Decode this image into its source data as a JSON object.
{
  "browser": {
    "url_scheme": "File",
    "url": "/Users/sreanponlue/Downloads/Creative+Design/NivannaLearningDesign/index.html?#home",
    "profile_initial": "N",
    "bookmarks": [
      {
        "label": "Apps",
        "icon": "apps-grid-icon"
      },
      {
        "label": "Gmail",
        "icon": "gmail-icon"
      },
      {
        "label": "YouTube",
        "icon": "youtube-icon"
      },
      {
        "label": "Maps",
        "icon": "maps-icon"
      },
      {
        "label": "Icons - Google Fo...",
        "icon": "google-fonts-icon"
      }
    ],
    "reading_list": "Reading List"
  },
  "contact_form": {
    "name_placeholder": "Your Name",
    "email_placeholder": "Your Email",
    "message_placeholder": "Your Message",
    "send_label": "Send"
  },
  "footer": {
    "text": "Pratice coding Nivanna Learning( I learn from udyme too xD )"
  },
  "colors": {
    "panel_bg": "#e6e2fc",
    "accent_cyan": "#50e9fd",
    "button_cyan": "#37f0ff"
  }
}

_Goal of the exercise_
Return solely the number of lines in the data that include the word "Your".

_Exercise solution_
3